TASK BRIEF
Keep only the lines of the listing that include the word "JSON", and copy them.

DATA SUPPLIED
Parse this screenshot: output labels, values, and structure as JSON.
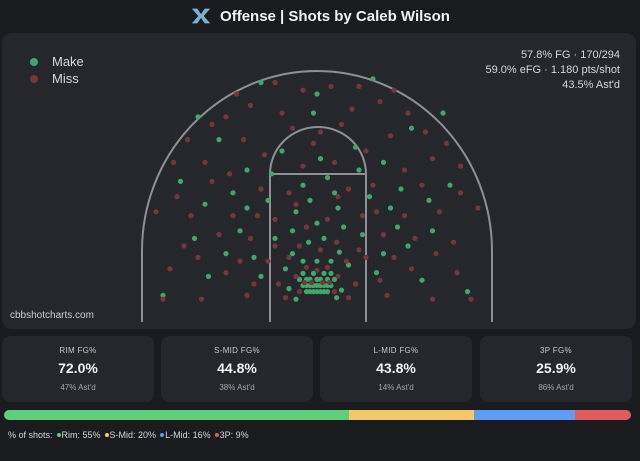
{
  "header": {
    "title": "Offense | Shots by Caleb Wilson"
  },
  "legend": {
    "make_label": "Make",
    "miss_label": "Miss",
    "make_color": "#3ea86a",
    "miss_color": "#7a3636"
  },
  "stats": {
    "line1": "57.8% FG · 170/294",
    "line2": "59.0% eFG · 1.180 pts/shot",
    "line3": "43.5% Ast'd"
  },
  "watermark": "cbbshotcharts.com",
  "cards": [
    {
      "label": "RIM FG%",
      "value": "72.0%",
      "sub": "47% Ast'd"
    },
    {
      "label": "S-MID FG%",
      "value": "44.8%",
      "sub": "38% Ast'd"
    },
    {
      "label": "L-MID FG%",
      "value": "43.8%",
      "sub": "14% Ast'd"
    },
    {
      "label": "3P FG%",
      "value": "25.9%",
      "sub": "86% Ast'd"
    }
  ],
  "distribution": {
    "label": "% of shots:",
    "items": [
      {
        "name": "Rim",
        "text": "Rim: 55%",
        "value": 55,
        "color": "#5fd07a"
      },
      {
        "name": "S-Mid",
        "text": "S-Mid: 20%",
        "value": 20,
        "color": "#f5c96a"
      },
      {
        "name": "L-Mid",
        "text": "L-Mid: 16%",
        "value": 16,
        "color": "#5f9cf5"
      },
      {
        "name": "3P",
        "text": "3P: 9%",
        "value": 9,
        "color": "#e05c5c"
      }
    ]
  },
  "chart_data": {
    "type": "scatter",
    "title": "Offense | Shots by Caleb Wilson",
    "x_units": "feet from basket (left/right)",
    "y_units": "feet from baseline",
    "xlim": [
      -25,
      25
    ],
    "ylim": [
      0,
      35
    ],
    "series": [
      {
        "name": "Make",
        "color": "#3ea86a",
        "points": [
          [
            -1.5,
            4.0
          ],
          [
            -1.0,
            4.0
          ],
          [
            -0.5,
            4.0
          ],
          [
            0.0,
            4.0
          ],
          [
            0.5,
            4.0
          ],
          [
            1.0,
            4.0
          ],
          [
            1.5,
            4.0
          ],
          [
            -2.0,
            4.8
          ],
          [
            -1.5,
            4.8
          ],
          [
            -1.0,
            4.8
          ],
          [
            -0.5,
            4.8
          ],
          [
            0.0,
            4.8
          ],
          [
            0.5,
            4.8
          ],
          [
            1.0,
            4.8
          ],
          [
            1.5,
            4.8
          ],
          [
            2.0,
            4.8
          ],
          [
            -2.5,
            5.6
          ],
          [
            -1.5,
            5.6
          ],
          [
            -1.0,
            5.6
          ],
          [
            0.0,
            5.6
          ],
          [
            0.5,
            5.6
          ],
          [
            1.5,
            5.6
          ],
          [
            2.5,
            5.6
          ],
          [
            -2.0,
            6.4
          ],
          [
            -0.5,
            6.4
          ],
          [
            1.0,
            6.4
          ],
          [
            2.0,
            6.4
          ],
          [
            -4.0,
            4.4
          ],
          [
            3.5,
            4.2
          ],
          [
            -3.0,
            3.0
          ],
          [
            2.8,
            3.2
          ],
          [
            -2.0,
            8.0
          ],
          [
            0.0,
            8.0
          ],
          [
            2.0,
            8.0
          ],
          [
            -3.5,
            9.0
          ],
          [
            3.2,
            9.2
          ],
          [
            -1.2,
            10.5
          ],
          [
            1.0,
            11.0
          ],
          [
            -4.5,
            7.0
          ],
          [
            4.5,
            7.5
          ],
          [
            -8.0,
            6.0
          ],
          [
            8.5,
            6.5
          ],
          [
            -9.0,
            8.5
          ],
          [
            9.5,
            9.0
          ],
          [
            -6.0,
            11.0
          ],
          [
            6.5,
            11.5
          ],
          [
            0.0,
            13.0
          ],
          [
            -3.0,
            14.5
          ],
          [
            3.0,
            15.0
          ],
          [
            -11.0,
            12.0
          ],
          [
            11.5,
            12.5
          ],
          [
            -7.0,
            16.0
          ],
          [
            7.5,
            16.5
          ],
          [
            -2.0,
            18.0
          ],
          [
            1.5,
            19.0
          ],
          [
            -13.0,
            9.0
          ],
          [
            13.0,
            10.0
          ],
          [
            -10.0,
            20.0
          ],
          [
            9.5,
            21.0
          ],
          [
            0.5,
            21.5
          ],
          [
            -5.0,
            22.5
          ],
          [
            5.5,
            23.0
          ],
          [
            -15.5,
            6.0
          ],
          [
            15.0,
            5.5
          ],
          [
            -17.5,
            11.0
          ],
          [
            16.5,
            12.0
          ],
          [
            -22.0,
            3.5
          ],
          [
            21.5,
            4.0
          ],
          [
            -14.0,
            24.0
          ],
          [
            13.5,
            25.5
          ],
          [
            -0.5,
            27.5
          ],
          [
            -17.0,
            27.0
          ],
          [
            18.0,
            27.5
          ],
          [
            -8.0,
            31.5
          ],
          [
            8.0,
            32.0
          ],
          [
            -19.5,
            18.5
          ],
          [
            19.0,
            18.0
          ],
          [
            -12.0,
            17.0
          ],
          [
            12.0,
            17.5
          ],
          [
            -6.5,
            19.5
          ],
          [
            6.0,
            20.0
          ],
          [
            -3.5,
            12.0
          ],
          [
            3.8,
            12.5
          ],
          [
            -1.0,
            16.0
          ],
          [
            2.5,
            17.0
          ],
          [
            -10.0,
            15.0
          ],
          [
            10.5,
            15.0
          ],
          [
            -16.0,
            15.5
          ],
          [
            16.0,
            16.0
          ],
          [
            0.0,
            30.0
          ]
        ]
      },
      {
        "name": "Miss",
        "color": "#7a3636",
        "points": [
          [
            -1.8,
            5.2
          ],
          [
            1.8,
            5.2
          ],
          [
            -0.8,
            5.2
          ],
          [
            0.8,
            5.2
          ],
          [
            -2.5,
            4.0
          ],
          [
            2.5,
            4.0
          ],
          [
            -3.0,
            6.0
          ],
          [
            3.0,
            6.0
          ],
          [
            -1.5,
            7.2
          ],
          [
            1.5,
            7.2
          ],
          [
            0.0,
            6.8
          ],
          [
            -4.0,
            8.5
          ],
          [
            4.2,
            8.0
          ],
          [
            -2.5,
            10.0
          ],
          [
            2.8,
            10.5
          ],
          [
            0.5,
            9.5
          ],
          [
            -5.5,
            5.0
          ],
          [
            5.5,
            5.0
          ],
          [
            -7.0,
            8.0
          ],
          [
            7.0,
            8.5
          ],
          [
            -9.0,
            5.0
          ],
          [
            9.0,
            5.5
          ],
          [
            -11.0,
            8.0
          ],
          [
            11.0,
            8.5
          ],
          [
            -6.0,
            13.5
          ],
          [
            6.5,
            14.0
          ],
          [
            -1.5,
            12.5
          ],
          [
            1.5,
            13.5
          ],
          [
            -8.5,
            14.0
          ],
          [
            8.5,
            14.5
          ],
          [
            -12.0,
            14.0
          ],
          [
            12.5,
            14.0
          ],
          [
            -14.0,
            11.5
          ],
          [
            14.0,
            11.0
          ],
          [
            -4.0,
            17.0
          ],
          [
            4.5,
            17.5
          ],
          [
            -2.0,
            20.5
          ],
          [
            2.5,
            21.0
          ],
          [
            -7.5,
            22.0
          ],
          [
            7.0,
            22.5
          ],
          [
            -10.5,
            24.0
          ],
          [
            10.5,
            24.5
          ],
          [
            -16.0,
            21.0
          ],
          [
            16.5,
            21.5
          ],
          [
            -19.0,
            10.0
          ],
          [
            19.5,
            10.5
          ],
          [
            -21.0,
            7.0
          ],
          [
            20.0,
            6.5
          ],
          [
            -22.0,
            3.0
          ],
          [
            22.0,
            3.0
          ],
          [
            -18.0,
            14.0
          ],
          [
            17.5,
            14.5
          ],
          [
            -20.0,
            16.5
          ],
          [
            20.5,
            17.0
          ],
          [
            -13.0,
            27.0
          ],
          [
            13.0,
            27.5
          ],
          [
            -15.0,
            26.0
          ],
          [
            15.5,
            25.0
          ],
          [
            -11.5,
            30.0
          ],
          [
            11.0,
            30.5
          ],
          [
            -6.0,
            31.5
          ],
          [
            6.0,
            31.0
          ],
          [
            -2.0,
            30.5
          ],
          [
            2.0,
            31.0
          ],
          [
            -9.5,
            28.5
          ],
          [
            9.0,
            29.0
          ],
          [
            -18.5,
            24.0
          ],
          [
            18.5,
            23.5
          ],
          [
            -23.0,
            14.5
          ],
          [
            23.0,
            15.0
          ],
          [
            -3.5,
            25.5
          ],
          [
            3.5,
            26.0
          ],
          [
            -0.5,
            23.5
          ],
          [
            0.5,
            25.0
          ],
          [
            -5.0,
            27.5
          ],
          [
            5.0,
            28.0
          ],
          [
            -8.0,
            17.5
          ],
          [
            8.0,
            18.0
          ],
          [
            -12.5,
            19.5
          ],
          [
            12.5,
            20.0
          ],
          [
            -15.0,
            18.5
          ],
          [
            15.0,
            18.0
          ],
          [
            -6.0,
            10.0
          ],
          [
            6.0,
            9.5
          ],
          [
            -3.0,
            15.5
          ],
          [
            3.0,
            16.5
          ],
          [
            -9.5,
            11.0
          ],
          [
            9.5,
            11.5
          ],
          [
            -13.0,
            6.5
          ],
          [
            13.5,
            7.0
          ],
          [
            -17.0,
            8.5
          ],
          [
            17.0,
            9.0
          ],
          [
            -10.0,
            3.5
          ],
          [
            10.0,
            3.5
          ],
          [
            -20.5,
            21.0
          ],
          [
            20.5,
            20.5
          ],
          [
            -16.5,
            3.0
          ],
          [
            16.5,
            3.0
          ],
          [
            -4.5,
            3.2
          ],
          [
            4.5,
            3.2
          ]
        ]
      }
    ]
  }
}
--
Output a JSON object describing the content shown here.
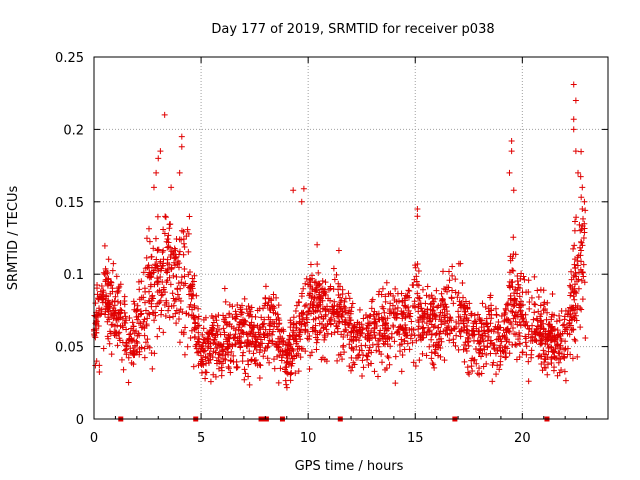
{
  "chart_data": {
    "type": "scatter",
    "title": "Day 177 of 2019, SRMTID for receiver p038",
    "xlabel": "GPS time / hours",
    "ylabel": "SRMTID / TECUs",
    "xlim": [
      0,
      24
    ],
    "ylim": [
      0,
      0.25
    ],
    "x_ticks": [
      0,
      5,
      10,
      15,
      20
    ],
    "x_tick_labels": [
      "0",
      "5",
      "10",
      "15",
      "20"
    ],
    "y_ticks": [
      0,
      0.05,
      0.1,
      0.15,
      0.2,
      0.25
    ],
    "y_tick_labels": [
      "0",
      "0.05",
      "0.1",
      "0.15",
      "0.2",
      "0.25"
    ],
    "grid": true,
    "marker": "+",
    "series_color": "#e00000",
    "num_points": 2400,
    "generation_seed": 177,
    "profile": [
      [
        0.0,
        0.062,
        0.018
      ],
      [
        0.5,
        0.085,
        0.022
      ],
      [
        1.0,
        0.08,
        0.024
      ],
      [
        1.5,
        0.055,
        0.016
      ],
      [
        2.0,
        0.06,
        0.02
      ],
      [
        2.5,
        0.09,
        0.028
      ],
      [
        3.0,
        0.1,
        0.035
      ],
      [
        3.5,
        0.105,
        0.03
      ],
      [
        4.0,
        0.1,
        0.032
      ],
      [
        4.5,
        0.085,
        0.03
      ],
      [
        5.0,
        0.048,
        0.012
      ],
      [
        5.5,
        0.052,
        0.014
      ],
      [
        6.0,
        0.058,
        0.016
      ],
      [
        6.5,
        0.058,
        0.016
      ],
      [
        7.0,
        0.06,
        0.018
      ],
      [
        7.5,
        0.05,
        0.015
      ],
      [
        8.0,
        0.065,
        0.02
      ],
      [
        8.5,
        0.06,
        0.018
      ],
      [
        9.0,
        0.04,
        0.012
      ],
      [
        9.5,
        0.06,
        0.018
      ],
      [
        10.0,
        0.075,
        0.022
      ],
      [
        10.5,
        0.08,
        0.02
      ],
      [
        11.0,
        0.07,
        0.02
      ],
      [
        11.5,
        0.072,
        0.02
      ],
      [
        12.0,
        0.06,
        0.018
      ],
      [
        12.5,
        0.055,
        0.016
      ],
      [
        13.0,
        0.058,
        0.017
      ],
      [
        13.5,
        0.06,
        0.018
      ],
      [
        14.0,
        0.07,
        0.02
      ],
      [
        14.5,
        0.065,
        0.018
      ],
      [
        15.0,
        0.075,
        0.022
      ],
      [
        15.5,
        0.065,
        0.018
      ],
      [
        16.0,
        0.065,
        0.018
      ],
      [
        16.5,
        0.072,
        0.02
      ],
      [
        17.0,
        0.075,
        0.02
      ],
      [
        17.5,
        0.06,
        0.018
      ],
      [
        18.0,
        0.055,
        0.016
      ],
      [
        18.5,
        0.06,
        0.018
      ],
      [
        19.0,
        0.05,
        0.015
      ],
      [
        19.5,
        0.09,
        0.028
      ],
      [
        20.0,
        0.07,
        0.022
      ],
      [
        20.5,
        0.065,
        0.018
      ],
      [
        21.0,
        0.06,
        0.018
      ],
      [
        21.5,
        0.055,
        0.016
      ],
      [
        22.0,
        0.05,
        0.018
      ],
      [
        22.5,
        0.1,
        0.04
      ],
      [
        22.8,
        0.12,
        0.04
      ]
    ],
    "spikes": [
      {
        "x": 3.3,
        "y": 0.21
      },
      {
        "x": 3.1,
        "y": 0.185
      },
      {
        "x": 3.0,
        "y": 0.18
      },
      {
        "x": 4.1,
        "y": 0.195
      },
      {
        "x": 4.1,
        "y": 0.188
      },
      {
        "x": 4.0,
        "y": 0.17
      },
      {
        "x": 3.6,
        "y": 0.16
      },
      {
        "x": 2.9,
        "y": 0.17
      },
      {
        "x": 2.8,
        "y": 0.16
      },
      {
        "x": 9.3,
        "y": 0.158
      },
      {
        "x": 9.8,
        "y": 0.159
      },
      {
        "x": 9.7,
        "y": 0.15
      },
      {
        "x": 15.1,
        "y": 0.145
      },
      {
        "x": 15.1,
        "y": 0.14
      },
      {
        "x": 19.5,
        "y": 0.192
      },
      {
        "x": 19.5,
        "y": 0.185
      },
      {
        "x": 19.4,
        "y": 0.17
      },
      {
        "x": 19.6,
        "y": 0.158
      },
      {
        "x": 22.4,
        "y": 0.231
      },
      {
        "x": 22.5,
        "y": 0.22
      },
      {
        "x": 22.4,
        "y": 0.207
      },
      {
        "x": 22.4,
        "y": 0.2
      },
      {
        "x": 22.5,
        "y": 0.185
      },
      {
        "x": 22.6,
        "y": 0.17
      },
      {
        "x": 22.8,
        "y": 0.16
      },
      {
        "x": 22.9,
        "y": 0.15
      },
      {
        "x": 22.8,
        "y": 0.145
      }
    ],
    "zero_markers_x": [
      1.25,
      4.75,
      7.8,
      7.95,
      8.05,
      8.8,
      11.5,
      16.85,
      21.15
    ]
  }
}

REPLY
Parse this screenshot: output labels, values, and structure as JSON.
Output a JSON object describing the content shown here.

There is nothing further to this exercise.